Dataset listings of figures

○ ○ ○ ○ ○

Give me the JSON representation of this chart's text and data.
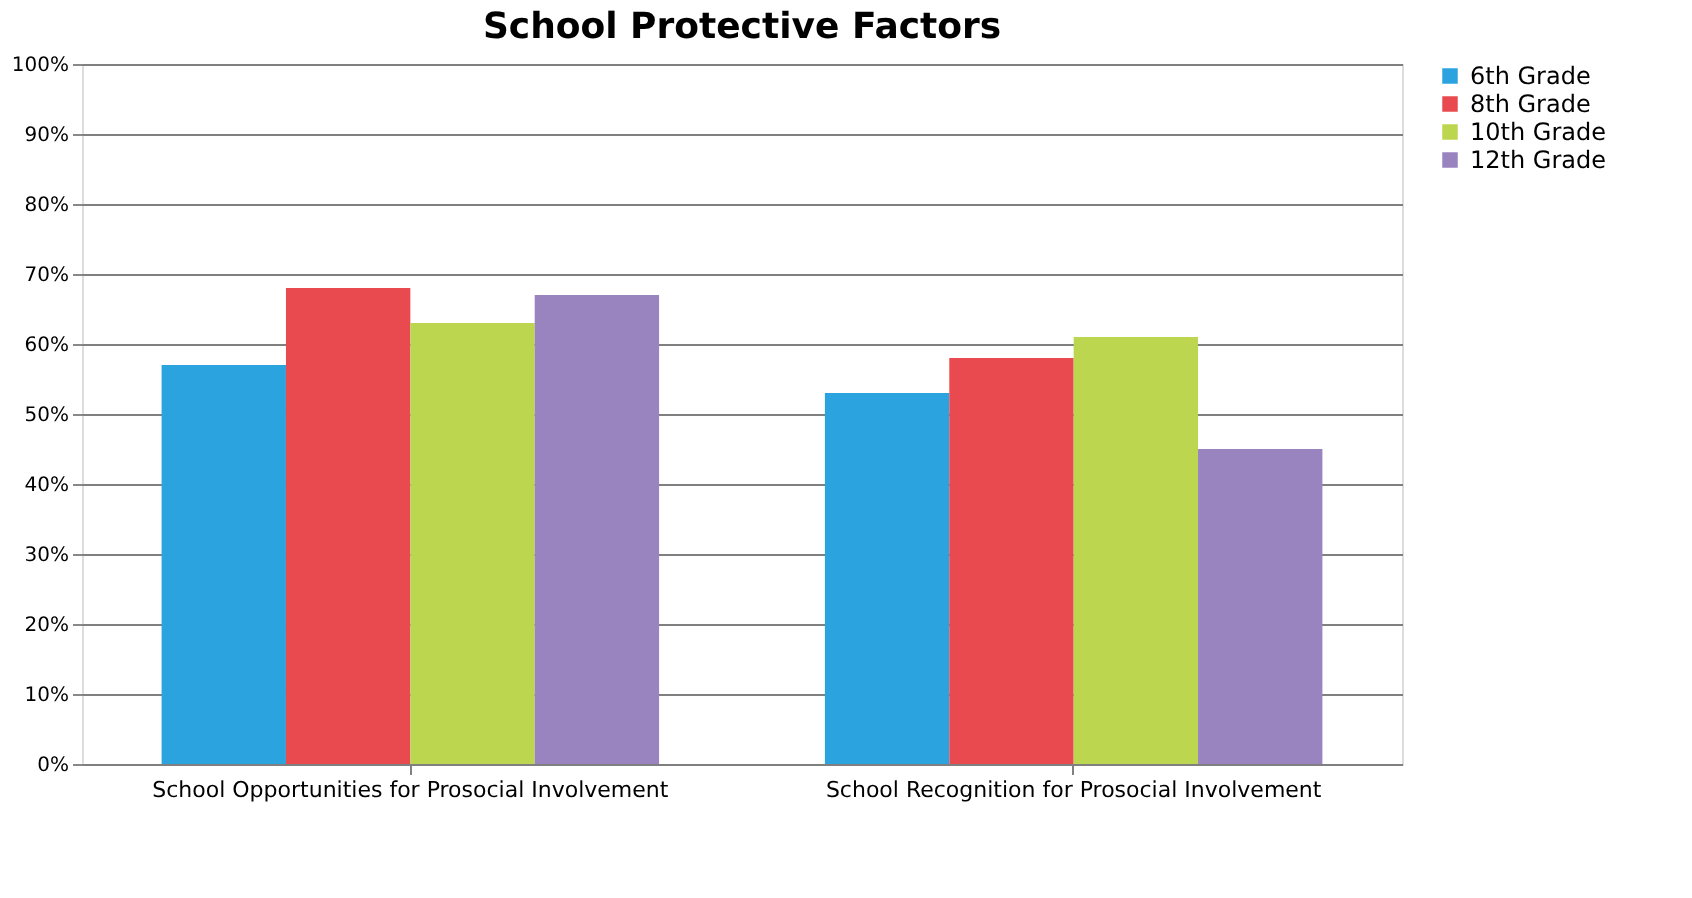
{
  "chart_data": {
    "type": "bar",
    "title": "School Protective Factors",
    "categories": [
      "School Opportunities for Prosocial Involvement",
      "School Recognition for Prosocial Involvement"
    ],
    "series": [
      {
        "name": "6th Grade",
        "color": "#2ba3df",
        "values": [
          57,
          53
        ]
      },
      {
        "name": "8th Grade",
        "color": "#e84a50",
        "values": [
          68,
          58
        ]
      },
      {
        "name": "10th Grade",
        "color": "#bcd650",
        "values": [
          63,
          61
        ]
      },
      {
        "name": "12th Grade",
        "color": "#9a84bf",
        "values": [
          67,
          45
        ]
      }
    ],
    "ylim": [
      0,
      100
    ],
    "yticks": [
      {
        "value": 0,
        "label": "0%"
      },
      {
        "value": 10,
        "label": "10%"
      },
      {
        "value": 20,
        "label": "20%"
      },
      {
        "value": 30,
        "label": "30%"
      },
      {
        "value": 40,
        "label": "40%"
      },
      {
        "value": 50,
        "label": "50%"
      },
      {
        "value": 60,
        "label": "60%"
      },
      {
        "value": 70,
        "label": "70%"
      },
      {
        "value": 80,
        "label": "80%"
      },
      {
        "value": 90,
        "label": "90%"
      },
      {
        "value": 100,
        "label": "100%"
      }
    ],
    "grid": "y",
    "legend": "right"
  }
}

○ ○ ○ ○ ○

**Challenge:** Leave out all pictures, then copy the remaining material exactly.

**Solution for this exercise:**
Give me the JSON representation of this chart's text and data.
{
  "chart_data": {
    "type": "bar",
    "title": "School Protective Factors",
    "categories": [
      "School Opportunities for Prosocial Involvement",
      "School Recognition for Prosocial Involvement"
    ],
    "series": [
      {
        "name": "6th Grade",
        "color": "#2ba3df",
        "values": [
          57,
          53
        ]
      },
      {
        "name": "8th Grade",
        "color": "#e84a50",
        "values": [
          68,
          58
        ]
      },
      {
        "name": "10th Grade",
        "color": "#bcd650",
        "values": [
          63,
          61
        ]
      },
      {
        "name": "12th Grade",
        "color": "#9a84bf",
        "values": [
          67,
          45
        ]
      }
    ],
    "ylim": [
      0,
      100
    ],
    "yticks": [
      {
        "value": 0,
        "label": "0%"
      },
      {
        "value": 10,
        "label": "10%"
      },
      {
        "value": 20,
        "label": "20%"
      },
      {
        "value": 30,
        "label": "30%"
      },
      {
        "value": 40,
        "label": "40%"
      },
      {
        "value": 50,
        "label": "50%"
      },
      {
        "value": 60,
        "label": "60%"
      },
      {
        "value": 70,
        "label": "70%"
      },
      {
        "value": 80,
        "label": "80%"
      },
      {
        "value": 90,
        "label": "90%"
      },
      {
        "value": 100,
        "label": "100%"
      }
    ],
    "grid": "y",
    "legend": "right"
  }
}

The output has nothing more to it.